== Input for this task ==

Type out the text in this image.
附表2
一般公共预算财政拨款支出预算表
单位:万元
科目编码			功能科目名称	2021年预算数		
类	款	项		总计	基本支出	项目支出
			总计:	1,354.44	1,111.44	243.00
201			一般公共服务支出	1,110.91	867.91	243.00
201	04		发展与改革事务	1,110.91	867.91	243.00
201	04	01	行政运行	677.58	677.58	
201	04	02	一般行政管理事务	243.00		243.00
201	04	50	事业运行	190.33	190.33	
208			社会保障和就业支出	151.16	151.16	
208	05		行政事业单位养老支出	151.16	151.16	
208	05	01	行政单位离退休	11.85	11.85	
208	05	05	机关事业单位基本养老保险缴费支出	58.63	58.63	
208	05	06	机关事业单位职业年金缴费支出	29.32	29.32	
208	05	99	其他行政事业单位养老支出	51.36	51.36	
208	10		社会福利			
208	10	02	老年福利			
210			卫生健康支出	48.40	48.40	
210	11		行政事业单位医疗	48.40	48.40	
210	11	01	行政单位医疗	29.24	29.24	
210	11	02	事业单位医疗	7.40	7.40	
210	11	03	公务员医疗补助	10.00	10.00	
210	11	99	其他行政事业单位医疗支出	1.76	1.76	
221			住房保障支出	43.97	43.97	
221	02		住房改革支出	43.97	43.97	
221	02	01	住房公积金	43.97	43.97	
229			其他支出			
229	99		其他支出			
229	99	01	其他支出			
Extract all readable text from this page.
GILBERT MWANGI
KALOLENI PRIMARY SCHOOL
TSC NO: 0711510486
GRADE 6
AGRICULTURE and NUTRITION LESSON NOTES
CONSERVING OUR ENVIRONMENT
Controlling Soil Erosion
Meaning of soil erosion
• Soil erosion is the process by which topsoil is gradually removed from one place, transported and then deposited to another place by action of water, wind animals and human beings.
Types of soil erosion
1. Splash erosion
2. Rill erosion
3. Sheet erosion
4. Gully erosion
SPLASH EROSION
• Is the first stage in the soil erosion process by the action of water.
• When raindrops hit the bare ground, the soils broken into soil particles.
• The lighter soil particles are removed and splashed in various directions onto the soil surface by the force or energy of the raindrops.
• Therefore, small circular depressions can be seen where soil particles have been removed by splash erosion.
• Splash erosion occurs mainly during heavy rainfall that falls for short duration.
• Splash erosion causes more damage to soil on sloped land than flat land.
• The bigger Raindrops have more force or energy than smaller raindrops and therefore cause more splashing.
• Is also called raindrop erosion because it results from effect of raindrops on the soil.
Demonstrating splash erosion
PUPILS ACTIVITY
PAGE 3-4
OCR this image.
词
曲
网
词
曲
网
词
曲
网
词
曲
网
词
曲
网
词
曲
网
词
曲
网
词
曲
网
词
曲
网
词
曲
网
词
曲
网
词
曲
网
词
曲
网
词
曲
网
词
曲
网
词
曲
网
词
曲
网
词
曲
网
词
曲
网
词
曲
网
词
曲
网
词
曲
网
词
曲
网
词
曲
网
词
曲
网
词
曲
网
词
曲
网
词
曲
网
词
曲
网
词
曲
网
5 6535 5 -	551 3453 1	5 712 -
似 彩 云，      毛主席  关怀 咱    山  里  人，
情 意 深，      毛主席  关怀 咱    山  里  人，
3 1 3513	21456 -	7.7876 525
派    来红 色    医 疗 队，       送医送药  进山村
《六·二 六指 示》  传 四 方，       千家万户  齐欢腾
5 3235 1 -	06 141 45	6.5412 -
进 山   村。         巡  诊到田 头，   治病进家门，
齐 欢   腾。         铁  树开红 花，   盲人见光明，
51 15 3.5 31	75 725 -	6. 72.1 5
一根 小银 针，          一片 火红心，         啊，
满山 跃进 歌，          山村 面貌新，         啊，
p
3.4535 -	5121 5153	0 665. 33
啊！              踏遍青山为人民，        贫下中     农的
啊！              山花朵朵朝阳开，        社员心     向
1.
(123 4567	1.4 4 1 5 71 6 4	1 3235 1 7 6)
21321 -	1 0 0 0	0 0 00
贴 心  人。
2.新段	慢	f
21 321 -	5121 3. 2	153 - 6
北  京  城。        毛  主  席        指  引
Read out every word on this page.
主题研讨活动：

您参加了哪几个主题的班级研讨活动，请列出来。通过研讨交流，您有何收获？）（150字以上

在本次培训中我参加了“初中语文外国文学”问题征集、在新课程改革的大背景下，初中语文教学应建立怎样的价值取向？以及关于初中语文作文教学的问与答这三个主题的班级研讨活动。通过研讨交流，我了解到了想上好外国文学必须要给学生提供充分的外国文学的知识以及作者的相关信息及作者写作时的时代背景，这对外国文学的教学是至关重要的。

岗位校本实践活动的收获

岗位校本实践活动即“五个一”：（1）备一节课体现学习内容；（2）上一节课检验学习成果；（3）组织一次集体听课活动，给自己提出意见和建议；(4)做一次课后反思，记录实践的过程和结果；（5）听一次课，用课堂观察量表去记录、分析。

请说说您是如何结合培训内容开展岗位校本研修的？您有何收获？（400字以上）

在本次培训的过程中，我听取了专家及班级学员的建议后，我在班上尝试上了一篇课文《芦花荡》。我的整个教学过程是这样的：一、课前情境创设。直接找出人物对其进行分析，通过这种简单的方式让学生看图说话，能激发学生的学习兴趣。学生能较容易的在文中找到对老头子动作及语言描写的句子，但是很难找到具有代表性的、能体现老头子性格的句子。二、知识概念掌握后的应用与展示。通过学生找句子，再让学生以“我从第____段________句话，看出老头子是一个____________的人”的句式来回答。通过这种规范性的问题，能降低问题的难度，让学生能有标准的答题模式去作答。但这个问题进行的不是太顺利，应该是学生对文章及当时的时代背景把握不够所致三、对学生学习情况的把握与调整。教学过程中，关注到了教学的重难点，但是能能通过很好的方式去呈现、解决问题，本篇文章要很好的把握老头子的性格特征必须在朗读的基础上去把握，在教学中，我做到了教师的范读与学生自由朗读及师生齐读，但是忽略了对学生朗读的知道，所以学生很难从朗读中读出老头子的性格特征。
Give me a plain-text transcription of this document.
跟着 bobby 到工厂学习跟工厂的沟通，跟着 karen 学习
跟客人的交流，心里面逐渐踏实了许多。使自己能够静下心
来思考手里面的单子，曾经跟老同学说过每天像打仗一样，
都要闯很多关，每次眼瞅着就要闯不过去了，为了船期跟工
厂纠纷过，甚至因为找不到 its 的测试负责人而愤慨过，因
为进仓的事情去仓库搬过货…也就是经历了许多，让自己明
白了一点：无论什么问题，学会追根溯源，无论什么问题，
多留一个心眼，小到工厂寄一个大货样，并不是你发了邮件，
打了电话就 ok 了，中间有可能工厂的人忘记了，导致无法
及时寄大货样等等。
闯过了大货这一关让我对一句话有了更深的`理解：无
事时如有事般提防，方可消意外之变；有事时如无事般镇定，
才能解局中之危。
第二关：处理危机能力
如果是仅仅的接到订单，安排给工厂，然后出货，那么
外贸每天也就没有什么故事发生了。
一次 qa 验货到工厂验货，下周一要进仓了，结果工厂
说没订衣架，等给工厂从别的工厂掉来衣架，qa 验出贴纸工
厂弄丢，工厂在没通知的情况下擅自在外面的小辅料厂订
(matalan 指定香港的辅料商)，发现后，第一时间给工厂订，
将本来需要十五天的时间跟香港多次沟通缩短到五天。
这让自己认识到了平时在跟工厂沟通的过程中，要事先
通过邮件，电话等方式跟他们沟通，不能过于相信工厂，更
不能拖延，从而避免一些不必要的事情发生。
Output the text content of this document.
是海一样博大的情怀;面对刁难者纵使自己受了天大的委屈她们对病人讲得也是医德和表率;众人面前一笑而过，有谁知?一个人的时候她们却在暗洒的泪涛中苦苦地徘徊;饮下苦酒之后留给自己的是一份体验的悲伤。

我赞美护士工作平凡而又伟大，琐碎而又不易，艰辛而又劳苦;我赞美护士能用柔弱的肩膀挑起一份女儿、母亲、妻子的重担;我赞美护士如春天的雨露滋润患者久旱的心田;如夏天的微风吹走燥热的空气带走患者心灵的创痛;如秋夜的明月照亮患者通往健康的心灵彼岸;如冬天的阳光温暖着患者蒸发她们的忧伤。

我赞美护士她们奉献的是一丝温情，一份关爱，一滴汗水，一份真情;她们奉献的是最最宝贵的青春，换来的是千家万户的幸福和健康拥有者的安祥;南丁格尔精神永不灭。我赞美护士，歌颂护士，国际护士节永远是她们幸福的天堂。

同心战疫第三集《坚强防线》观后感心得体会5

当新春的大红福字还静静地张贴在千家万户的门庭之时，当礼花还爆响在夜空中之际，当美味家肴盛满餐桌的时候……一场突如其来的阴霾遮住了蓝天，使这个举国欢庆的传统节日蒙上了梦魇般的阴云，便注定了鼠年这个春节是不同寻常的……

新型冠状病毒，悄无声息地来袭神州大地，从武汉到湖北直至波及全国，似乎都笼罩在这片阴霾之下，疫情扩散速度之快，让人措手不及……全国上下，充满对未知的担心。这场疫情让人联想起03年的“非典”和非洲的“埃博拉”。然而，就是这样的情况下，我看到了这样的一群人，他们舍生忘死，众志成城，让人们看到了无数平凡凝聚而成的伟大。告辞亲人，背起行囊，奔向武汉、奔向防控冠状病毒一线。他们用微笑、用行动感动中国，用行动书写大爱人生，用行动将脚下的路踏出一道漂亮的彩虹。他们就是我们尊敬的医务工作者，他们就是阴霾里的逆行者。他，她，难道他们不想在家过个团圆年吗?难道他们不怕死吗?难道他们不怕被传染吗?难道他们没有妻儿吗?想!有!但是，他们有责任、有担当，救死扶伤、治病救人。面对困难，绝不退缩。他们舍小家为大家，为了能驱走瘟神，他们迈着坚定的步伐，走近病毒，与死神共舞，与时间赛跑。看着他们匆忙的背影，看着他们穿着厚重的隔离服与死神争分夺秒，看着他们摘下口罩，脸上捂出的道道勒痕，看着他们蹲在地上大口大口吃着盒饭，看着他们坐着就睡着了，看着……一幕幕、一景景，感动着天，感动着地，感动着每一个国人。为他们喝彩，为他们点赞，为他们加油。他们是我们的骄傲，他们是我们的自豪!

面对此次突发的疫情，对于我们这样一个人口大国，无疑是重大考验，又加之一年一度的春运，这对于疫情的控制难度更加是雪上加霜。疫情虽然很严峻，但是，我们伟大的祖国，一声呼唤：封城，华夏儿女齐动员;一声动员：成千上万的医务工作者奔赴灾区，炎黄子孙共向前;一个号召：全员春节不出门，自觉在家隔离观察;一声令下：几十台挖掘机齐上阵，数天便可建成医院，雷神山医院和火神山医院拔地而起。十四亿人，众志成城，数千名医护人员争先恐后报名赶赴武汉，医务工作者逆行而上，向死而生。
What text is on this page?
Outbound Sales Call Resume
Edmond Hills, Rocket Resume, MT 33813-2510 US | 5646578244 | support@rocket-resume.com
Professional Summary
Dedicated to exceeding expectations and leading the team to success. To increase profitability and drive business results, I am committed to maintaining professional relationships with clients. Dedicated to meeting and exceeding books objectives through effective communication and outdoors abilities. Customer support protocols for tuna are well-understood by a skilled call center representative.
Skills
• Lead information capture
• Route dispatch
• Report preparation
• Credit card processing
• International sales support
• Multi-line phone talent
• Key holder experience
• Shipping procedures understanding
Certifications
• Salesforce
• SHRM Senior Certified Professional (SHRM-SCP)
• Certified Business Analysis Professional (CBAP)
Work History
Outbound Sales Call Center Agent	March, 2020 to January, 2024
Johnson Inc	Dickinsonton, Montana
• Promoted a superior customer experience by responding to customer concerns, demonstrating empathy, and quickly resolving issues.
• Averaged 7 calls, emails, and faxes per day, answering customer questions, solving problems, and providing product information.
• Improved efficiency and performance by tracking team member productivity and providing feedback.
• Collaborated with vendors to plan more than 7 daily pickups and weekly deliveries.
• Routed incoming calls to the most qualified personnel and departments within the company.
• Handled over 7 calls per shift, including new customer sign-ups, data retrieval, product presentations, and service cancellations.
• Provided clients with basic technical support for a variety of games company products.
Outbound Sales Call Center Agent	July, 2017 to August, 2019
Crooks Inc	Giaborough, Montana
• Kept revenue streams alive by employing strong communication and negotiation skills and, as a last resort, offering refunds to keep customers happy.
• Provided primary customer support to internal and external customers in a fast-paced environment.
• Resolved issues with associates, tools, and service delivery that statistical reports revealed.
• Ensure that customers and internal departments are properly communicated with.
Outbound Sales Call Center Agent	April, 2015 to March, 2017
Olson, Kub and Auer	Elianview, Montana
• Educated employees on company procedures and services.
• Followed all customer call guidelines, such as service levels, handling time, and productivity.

===

▶ _Set exercise_
Isolate each line of the listing above that includes "您有何收获". Copy it.

▶ _Task result_
您参加了哪几个主题的班级研讨活动，请列出来。通过研讨交流，您有何收获？）（150字以上
请说说您是如何结合培训内容开展岗位校本研修的？您有何收获？（400字以上）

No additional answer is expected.